Given instruction: Look through the data below and report how many lines include "count". Only the number should be given.

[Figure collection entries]

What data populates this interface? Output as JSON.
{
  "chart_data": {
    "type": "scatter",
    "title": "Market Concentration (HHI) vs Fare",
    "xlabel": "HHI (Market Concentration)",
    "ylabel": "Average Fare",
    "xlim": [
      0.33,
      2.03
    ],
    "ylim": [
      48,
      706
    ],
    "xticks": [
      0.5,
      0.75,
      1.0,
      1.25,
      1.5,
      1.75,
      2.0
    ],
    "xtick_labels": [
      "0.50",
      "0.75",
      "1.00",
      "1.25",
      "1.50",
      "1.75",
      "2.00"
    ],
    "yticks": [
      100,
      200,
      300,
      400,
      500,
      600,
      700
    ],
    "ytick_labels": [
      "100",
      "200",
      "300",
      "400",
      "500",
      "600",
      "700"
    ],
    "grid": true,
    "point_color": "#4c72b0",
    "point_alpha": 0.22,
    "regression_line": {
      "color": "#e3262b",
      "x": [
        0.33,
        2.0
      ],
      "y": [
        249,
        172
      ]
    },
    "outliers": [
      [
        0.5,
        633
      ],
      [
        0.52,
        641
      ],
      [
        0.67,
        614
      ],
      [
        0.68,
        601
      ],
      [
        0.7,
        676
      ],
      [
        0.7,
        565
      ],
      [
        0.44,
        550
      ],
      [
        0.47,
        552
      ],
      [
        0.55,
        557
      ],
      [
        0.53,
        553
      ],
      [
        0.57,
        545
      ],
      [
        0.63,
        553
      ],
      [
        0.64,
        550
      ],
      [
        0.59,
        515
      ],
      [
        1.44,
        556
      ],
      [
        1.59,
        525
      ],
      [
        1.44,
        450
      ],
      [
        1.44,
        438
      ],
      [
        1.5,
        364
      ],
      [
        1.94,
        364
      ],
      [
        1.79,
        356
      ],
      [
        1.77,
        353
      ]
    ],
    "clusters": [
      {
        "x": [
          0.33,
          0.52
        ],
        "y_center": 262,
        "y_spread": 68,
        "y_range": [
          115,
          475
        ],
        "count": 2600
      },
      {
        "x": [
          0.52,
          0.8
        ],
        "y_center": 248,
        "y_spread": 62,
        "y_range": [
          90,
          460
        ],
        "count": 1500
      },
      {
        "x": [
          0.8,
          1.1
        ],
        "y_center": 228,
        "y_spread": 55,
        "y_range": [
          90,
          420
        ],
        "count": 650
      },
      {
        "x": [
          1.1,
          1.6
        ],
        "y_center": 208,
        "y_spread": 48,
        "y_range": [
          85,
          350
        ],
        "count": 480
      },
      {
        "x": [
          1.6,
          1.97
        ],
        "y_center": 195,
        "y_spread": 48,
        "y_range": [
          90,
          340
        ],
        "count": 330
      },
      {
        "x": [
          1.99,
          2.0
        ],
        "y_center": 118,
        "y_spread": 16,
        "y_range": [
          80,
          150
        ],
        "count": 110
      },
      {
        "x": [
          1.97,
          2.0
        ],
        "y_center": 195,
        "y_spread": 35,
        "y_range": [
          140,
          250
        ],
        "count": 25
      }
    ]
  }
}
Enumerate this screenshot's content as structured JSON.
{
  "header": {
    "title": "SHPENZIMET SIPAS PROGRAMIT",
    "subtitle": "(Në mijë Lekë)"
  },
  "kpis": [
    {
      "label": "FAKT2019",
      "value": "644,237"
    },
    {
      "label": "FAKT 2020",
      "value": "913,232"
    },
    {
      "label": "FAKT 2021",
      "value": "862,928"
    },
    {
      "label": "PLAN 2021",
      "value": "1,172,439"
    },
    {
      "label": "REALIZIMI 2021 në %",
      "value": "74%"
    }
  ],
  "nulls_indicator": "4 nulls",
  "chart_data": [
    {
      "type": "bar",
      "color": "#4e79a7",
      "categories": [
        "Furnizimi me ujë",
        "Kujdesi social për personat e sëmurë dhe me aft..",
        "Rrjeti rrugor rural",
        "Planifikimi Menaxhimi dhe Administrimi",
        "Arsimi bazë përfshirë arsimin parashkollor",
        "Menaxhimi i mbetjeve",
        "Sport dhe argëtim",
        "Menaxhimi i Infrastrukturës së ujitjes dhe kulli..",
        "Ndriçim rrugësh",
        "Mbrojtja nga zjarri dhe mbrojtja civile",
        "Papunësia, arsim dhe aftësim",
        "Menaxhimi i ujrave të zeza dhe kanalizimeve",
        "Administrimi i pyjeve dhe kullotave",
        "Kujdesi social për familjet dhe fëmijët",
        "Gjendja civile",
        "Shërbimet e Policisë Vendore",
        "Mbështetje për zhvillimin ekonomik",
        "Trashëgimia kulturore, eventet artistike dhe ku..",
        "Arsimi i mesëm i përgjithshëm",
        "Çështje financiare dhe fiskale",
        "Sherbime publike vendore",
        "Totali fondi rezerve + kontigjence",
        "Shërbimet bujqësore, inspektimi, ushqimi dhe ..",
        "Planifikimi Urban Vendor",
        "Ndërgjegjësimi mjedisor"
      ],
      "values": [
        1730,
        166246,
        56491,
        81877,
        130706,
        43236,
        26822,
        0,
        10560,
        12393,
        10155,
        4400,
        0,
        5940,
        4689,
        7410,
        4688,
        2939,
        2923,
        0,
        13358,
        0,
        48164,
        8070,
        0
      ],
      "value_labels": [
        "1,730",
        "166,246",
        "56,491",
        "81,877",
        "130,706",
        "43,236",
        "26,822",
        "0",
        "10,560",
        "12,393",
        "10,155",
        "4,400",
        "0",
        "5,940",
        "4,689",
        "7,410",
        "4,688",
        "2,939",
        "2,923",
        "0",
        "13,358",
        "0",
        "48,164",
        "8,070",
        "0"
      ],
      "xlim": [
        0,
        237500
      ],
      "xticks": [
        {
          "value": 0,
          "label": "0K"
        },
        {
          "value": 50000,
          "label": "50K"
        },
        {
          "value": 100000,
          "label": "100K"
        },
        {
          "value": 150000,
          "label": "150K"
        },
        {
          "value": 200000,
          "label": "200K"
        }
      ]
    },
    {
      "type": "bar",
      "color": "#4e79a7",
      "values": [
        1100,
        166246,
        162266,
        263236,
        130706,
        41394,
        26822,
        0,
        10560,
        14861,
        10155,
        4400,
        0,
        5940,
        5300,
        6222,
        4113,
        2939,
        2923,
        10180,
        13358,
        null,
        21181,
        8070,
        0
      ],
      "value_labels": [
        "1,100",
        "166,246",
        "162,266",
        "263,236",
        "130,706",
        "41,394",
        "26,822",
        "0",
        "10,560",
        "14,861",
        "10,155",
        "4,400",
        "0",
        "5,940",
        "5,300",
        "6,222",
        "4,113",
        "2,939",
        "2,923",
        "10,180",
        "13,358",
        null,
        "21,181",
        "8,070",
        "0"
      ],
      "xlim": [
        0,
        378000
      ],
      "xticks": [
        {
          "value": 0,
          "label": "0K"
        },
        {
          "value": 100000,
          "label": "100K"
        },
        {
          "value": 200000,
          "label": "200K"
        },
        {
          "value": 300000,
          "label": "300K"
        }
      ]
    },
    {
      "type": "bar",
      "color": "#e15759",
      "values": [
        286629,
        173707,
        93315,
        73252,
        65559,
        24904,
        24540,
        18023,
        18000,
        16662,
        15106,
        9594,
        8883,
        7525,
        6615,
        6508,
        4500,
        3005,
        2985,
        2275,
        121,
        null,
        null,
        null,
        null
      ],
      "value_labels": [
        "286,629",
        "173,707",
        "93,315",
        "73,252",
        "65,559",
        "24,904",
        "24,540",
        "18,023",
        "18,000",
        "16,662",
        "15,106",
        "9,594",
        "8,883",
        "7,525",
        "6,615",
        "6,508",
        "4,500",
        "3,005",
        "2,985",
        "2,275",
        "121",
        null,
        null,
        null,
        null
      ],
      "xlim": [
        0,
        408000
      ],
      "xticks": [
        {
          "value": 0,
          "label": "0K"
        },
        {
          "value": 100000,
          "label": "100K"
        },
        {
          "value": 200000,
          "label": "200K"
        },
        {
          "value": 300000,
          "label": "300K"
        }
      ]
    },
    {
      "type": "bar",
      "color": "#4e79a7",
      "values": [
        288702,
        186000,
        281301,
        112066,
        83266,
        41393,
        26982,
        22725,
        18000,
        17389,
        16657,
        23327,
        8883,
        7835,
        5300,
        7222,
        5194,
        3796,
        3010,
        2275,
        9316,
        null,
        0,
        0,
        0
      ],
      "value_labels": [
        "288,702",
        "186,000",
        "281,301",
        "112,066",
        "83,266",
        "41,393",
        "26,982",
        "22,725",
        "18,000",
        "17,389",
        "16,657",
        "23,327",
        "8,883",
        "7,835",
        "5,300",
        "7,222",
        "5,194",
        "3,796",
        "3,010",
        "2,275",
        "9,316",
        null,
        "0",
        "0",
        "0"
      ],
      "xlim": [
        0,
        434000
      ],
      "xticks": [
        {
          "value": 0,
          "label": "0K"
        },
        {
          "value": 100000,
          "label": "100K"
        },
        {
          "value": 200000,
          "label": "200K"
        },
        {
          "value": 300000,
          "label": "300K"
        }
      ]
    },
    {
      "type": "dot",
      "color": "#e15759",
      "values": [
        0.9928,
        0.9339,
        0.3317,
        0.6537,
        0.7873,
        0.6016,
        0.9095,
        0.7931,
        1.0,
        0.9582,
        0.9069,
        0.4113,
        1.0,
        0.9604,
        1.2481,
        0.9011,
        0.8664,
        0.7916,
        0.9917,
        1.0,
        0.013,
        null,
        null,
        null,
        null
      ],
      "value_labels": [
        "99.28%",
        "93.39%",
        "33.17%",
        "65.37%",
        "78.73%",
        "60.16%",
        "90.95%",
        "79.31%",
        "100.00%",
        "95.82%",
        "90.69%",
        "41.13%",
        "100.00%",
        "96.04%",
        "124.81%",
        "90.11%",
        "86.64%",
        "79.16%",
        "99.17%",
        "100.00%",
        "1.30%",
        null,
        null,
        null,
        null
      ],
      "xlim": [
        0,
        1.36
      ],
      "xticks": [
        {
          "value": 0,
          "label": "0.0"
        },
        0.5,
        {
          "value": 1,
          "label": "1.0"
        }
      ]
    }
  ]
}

Answer below: 7